=== SUPPLIED DATA ===

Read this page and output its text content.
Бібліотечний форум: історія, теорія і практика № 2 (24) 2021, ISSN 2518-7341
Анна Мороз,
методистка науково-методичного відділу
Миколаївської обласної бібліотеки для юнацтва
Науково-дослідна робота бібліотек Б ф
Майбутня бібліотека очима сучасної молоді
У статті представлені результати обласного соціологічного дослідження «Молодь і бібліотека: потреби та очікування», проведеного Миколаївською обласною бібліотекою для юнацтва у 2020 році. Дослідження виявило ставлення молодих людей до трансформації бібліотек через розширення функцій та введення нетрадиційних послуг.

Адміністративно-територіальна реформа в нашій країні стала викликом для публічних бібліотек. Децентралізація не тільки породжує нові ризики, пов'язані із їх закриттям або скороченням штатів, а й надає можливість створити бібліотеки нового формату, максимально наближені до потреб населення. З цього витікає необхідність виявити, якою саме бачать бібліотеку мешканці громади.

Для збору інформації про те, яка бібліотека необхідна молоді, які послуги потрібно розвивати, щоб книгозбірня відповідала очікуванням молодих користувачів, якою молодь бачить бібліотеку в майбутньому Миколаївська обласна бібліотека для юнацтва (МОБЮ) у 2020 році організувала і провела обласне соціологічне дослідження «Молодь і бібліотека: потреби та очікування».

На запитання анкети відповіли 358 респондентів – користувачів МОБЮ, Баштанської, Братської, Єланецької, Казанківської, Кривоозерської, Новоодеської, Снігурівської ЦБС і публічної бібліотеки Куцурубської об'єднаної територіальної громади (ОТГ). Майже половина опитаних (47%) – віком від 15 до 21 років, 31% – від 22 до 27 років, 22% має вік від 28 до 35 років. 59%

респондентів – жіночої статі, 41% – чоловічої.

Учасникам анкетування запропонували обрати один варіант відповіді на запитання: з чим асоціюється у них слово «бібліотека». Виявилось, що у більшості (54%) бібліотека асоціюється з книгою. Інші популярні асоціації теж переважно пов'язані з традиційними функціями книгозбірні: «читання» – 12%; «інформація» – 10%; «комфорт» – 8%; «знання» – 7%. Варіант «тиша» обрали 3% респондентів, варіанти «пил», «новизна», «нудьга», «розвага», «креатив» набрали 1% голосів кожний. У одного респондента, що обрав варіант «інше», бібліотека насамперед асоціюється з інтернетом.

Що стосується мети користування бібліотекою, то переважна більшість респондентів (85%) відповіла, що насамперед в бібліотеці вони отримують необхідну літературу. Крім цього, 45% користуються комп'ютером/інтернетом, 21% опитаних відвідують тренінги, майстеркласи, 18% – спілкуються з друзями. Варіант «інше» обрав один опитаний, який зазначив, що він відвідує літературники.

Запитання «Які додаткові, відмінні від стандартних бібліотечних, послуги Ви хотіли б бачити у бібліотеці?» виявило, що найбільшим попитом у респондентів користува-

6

=== GIVEN REQUEST ===
Please give back all of the records exactly as written.

=== RESULT ===
Read this page and output its text content.
Бібліотечний форум: історія, теорія і практика № 2 (24) 2021, ISSN 2518-7341
Анна Мороз,
методистка науково-методичного відділу
Миколаївської обласної бібліотеки для юнацтва
Науково-дослідна робота бібліотек Б ф
Майбутня бібліотека очима сучасної молоді
У статті представлені результати обласного соціологічного дослідження «Молодь і бібліотека: потреби та очікування», проведеного Миколаївською обласною бібліотекою для юнацтва у 2020 році. Дослідження виявило ставлення молодих людей до трансформації бібліотек через розширення функцій та введення нетрадиційних послуг.

Адміністративно-територіальна реформа в нашій країні стала викликом для публічних бібліотек. Децентралізація не тільки породжує нові ризики, пов'язані із їх закриттям або скороченням штатів, а й надає можливість створити бібліотеки нового формату, максимально наближені до потреб населення. З цього витікає необхідність виявити, якою саме бачать бібліотеку мешканці громади.

Для збору інформації про те, яка бібліотека необхідна молоді, які послуги потрібно розвивати, щоб книгозбірня відповідала очікуванням молодих користувачів, якою молодь бачить бібліотеку в майбутньому Миколаївська обласна бібліотека для юнацтва (МОБЮ) у 2020 році організувала і провела обласне соціологічне дослідження «Молодь і бібліотека: потреби та очікування».

На запитання анкети відповіли 358 респондентів – користувачів МОБЮ, Баштанської, Братської, Єланецької, Казанківської, Кривоозерської, Новоодеської, Снігурівської ЦБС і публічної бібліотеки Куцурубської об'єднаної територіальної громади (ОТГ). Майже половина опитаних (47%) – віком від 15 до 21 років, 31% – від 22 до 27 років, 22% має вік від 28 до 35 років. 59%

респондентів – жіночої статі, 41% – чоловічої.

Учасникам анкетування запропонували обрати один варіант відповіді на запитання: з чим асоціюється у них слово «бібліотека». Виявилось, що у більшості (54%) бібліотека асоціюється з книгою. Інші популярні асоціації теж переважно пов'язані з традиційними функціями книгозбірні: «читання» – 12%; «інформація» – 10%; «комфорт» – 8%; «знання» – 7%. Варіант «тиша» обрали 3% респондентів, варіанти «пил», «новизна», «нудьга», «розвага», «креатив» набрали 1% голосів кожний. У одного респондента, що обрав варіант «інше», бібліотека насамперед асоціюється з інтернетом.

Що стосується мети користування бібліотекою, то переважна більшість респондентів (85%) відповіла, що насамперед в бібліотеці вони отримують необхідну літературу. Крім цього, 45% користуються комп'ютером/інтернетом, 21% опитаних відвідують тренінги, майстеркласи, 18% – спілкуються з друзями. Варіант «інше» обрав один опитаний, який зазначив, що він відвідує літературники.

Запитання «Які додаткові, відмінні від стандартних бібліотечних, послуги Ви хотіли б бачити у бібліотеці?» виявило, що найбільшим попитом у респондентів користува-

6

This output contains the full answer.